(Records from a dataset)
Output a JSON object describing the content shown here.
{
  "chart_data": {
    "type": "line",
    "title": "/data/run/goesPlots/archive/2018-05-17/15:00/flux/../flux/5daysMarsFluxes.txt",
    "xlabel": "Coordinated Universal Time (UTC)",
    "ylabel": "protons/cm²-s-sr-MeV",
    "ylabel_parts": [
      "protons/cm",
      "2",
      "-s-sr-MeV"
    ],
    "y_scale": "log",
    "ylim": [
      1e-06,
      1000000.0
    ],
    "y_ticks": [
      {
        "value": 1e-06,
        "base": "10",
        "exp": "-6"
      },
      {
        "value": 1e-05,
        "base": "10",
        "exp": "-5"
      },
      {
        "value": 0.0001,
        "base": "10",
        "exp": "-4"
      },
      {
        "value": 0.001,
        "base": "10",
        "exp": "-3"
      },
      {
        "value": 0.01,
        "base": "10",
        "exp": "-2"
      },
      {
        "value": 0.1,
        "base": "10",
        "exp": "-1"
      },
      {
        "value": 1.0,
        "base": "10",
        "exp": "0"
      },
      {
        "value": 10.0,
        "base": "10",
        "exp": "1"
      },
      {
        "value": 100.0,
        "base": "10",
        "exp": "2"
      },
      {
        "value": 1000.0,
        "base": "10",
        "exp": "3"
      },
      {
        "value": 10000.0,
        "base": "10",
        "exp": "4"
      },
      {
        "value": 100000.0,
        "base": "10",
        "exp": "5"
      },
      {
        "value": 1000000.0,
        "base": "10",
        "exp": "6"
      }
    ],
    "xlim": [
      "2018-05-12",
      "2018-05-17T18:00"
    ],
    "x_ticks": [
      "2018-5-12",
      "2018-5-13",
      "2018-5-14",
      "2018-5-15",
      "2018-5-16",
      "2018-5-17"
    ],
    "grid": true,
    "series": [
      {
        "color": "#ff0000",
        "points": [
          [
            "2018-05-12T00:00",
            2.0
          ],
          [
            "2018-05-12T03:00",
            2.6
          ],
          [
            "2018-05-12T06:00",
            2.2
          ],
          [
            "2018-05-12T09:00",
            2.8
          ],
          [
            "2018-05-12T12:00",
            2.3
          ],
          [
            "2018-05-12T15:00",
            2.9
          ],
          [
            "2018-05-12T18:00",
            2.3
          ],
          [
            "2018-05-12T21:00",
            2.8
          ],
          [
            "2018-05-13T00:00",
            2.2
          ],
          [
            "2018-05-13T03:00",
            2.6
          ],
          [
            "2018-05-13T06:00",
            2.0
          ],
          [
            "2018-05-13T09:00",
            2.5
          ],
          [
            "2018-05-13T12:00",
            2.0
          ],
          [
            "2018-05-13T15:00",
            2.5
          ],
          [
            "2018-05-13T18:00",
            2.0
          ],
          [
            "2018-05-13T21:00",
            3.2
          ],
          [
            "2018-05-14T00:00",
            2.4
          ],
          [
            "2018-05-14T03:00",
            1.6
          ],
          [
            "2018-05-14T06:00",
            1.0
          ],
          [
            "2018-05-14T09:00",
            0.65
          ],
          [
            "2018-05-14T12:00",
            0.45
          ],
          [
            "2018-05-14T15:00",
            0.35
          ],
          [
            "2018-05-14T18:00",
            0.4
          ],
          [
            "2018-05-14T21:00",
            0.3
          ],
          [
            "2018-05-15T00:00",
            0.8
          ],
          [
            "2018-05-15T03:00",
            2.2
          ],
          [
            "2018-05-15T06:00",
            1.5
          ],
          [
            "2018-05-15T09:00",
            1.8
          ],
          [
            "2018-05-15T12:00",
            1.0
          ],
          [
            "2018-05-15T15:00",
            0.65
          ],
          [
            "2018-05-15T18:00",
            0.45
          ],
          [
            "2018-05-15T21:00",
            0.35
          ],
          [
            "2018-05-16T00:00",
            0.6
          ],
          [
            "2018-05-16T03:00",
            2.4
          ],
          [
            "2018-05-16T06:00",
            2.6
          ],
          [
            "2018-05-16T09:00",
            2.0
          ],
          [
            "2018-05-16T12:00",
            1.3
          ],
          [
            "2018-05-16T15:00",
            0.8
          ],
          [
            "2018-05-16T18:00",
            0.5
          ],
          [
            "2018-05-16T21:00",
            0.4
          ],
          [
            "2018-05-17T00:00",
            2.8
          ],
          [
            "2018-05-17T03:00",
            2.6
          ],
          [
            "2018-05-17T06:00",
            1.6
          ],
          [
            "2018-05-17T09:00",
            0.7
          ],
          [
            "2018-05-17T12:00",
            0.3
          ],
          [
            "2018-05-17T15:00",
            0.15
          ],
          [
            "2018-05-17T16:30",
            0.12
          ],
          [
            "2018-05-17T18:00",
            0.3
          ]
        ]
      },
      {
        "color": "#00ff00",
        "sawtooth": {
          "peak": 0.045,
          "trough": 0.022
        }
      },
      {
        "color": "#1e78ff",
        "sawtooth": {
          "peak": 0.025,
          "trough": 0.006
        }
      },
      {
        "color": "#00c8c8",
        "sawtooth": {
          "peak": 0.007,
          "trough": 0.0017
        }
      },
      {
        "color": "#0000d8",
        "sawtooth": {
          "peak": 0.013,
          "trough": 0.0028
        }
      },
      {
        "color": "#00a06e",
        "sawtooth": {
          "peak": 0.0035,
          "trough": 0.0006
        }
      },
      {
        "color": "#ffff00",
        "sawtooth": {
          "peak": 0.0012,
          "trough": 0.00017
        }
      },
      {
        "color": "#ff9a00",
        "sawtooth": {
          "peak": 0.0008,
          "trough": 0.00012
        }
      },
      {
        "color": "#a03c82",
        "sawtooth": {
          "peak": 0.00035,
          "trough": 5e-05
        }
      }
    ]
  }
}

*CHALLENGE*: Go through the material above line by line and copy it exactly.

*COMPLETED TASK*:
Output a JSON object describing the content shown here.
{
  "chart_data": {
    "type": "line",
    "title": "/data/run/goesPlots/archive/2018-05-17/15:00/flux/../flux/5daysMarsFluxes.txt",
    "xlabel": "Coordinated Universal Time (UTC)",
    "ylabel": "protons/cm²-s-sr-MeV",
    "ylabel_parts": [
      "protons/cm",
      "2",
      "-s-sr-MeV"
    ],
    "y_scale": "log",
    "ylim": [
      1e-06,
      1000000.0
    ],
    "y_ticks": [
      {
        "value": 1e-06,
        "base": "10",
        "exp": "-6"
      },
      {
        "value": 1e-05,
        "base": "10",
        "exp": "-5"
      },
      {
        "value": 0.0001,
        "base": "10",
        "exp": "-4"
      },
      {
        "value": 0.001,
        "base": "10",
        "exp": "-3"
      },
      {
        "value": 0.01,
        "base": "10",
        "exp": "-2"
      },
      {
        "value": 0.1,
        "base": "10",
        "exp": "-1"
      },
      {
        "value": 1.0,
        "base": "10",
        "exp": "0"
      },
      {
        "value": 10.0,
        "base": "10",
        "exp": "1"
      },
      {
        "value": 100.0,
        "base": "10",
        "exp": "2"
      },
      {
        "value": 1000.0,
        "base": "10",
        "exp": "3"
      },
      {
        "value": 10000.0,
        "base": "10",
        "exp": "4"
      },
      {
        "value": 100000.0,
        "base": "10",
        "exp": "5"
      },
      {
        "value": 1000000.0,
        "base": "10",
        "exp": "6"
      }
    ],
    "xlim": [
      "2018-05-12",
      "2018-05-17T18:00"
    ],
    "x_ticks": [
      "2018-5-12",
      "2018-5-13",
      "2018-5-14",
      "2018-5-15",
      "2018-5-16",
      "2018-5-17"
    ],
    "grid": true,
    "series": [
      {
        "color": "#ff0000",
        "points": [
          [
            "2018-05-12T00:00",
            2.0
          ],
          [
            "2018-05-12T03:00",
            2.6
          ],
          [
            "2018-05-12T06:00",
            2.2
          ],
          [
            "2018-05-12T09:00",
            2.8
          ],
          [
            "2018-05-12T12:00",
            2.3
          ],
          [
            "2018-05-12T15:00",
            2.9
          ],
          [
            "2018-05-12T18:00",
            2.3
          ],
          [
            "2018-05-12T21:00",
            2.8
          ],
          [
            "2018-05-13T00:00",
            2.2
          ],
          [
            "2018-05-13T03:00",
            2.6
          ],
          [
            "2018-05-13T06:00",
            2.0
          ],
          [
            "2018-05-13T09:00",
            2.5
          ],
          [
            "2018-05-13T12:00",
            2.0
          ],
          [
            "2018-05-13T15:00",
            2.5
          ],
          [
            "2018-05-13T18:00",
            2.0
          ],
          [
            "2018-05-13T21:00",
            3.2
          ],
          [
            "2018-05-14T00:00",
            2.4
          ],
          [
            "2018-05-14T03:00",
            1.6
          ],
          [
            "2018-05-14T06:00",
            1.0
          ],
          [
            "2018-05-14T09:00",
            0.65
          ],
          [
            "2018-05-14T12:00",
            0.45
          ],
          [
            "2018-05-14T15:00",
            0.35
          ],
          [
            "2018-05-14T18:00",
            0.4
          ],
          [
            "2018-05-14T21:00",
            0.3
          ],
          [
            "2018-05-15T00:00",
            0.8
          ],
          [
            "2018-05-15T03:00",
            2.2
          ],
          [
            "2018-05-15T06:00",
            1.5
          ],
          [
            "2018-05-15T09:00",
            1.8
          ],
          [
            "2018-05-15T12:00",
            1.0
          ],
          [
            "2018-05-15T15:00",
            0.65
          ],
          [
            "2018-05-15T18:00",
            0.45
          ],
          [
            "2018-05-15T21:00",
            0.35
          ],
          [
            "2018-05-16T00:00",
            0.6
          ],
          [
            "2018-05-16T03:00",
            2.4
          ],
          [
            "2018-05-16T06:00",
            2.6
          ],
          [
            "2018-05-16T09:00",
            2.0
          ],
          [
            "2018-05-16T12:00",
            1.3
          ],
          [
            "2018-05-16T15:00",
            0.8
          ],
          [
            "2018-05-16T18:00",
            0.5
          ],
          [
            "2018-05-16T21:00",
            0.4
          ],
          [
            "2018-05-17T00:00",
            2.8
          ],
          [
            "2018-05-17T03:00",
            2.6
          ],
          [
            "2018-05-17T06:00",
            1.6
          ],
          [
            "2018-05-17T09:00",
            0.7
          ],
          [
            "2018-05-17T12:00",
            0.3
          ],
          [
            "2018-05-17T15:00",
            0.15
          ],
          [
            "2018-05-17T16:30",
            0.12
          ],
          [
            "2018-05-17T18:00",
            0.3
          ]
        ]
      },
      {
        "color": "#00ff00",
        "sawtooth": {
          "peak": 0.045,
          "trough": 0.022
        }
      },
      {
        "color": "#1e78ff",
        "sawtooth": {
          "peak": 0.025,
          "trough": 0.006
        }
      },
      {
        "color": "#00c8c8",
        "sawtooth": {
          "peak": 0.007,
          "trough": 0.0017
        }
      },
      {
        "color": "#0000d8",
        "sawtooth": {
          "peak": 0.013,
          "trough": 0.0028
        }
      },
      {
        "color": "#00a06e",
        "sawtooth": {
          "peak": 0.0035,
          "trough": 0.0006
        }
      },
      {
        "color": "#ffff00",
        "sawtooth": {
          "peak": 0.0012,
          "trough": 0.00017
        }
      },
      {
        "color": "#ff9a00",
        "sawtooth": {
          "peak": 0.0008,
          "trough": 0.00012
        }
      },
      {
        "color": "#a03c82",
        "sawtooth": {
          "peak": 0.00035,
          "trough": 5e-05
        }
      }
    ]
  }
}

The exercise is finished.